__What you will do__
Write out the data below exactly as given, without any of its pictures.

-- BEGIN Extracted information --

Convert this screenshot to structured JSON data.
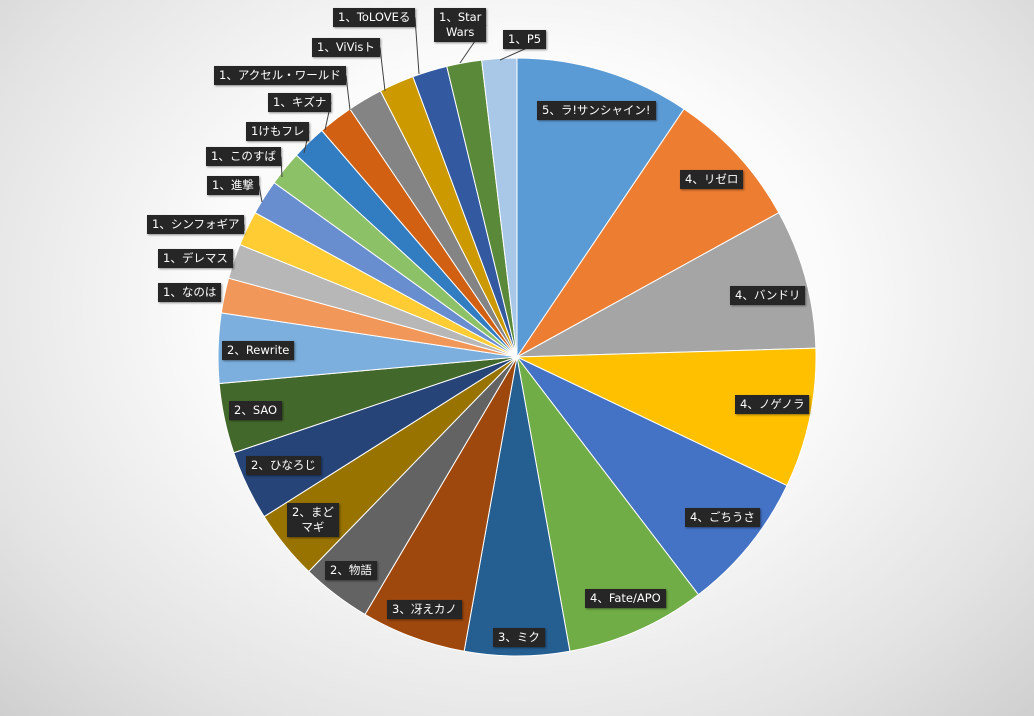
{
  "chart_data": {
    "type": "pie",
    "start_angle_deg": 0,
    "direction": "clockwise",
    "legend": "none",
    "slices": [
      {
        "label": "5、ラ!サンシャイン!",
        "value": 5,
        "color": "#5B9BD5"
      },
      {
        "label": "4、リゼロ",
        "value": 4,
        "color": "#ED7D31"
      },
      {
        "label": "4、バンドリ",
        "value": 4,
        "color": "#A5A5A5"
      },
      {
        "label": "4、ノゲノラ",
        "value": 4,
        "color": "#FFC000"
      },
      {
        "label": "4、ごちうさ",
        "value": 4,
        "color": "#4472C4"
      },
      {
        "label": "4、Fate/APO",
        "value": 4,
        "color": "#70AD47"
      },
      {
        "label": "3、ミク",
        "value": 3,
        "color": "#255E91"
      },
      {
        "label": "3、冴えカノ",
        "value": 3,
        "color": "#9E480E"
      },
      {
        "label": "2、物語",
        "value": 2,
        "color": "#636363"
      },
      {
        "label": "2、まど\nマギ",
        "value": 2,
        "color": "#997300"
      },
      {
        "label": "2、ひなろじ",
        "value": 2,
        "color": "#264478"
      },
      {
        "label": "2、SAO",
        "value": 2,
        "color": "#43682B"
      },
      {
        "label": "2、Rewrite",
        "value": 2,
        "color": "#7CAFDD"
      },
      {
        "label": "1、なのは",
        "value": 1,
        "color": "#F1975A"
      },
      {
        "label": "1、デレマス",
        "value": 1,
        "color": "#B7B7B7"
      },
      {
        "label": "1、シンフォギア",
        "value": 1,
        "color": "#FFCD33"
      },
      {
        "label": "1、進撃",
        "value": 1,
        "color": "#698ED0"
      },
      {
        "label": "1、このすば",
        "value": 1,
        "color": "#8CC168"
      },
      {
        "label": "1けもフレ",
        "value": 1,
        "color": "#327DC2"
      },
      {
        "label": "1、キズナ",
        "value": 1,
        "color": "#D26012"
      },
      {
        "label": "1、アクセル・ワールド",
        "value": 1,
        "color": "#848484"
      },
      {
        "label": "1、ViVisト",
        "value": 1,
        "color": "#CC9A00"
      },
      {
        "label": "1、ToLOVEる",
        "value": 1,
        "color": "#335AA1"
      },
      {
        "label": "1、Star\nWars",
        "value": 1,
        "color": "#5A8A39"
      },
      {
        "label": "1、P5",
        "value": 1,
        "color": "#A9C8E8"
      }
    ]
  }
}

-- END Extracted information --

__Worked solution__
Convert this screenshot to structured JSON data.
{
  "chart_data": {
    "type": "pie",
    "start_angle_deg": 0,
    "direction": "clockwise",
    "legend": "none",
    "slices": [
      {
        "label": "5、ラ!サンシャイン!",
        "value": 5,
        "color": "#5B9BD5"
      },
      {
        "label": "4、リゼロ",
        "value": 4,
        "color": "#ED7D31"
      },
      {
        "label": "4、バンドリ",
        "value": 4,
        "color": "#A5A5A5"
      },
      {
        "label": "4、ノゲノラ",
        "value": 4,
        "color": "#FFC000"
      },
      {
        "label": "4、ごちうさ",
        "value": 4,
        "color": "#4472C4"
      },
      {
        "label": "4、Fate/APO",
        "value": 4,
        "color": "#70AD47"
      },
      {
        "label": "3、ミク",
        "value": 3,
        "color": "#255E91"
      },
      {
        "label": "3、冴えカノ",
        "value": 3,
        "color": "#9E480E"
      },
      {
        "label": "2、物語",
        "value": 2,
        "color": "#636363"
      },
      {
        "label": "2、まど\nマギ",
        "value": 2,
        "color": "#997300"
      },
      {
        "label": "2、ひなろじ",
        "value": 2,
        "color": "#264478"
      },
      {
        "label": "2、SAO",
        "value": 2,
        "color": "#43682B"
      },
      {
        "label": "2、Rewrite",
        "value": 2,
        "color": "#7CAFDD"
      },
      {
        "label": "1、なのは",
        "value": 1,
        "color": "#F1975A"
      },
      {
        "label": "1、デレマス",
        "value": 1,
        "color": "#B7B7B7"
      },
      {
        "label": "1、シンフォギア",
        "value": 1,
        "color": "#FFCD33"
      },
      {
        "label": "1、進撃",
        "value": 1,
        "color": "#698ED0"
      },
      {
        "label": "1、このすば",
        "value": 1,
        "color": "#8CC168"
      },
      {
        "label": "1けもフレ",
        "value": 1,
        "color": "#327DC2"
      },
      {
        "label": "1、キズナ",
        "value": 1,
        "color": "#D26012"
      },
      {
        "label": "1、アクセル・ワールド",
        "value": 1,
        "color": "#848484"
      },
      {
        "label": "1、ViVisト",
        "value": 1,
        "color": "#CC9A00"
      },
      {
        "label": "1、ToLOVEる",
        "value": 1,
        "color": "#335AA1"
      },
      {
        "label": "1、Star\nWars",
        "value": 1,
        "color": "#5A8A39"
      },
      {
        "label": "1、P5",
        "value": 1,
        "color": "#A9C8E8"
      }
    ]
  }
}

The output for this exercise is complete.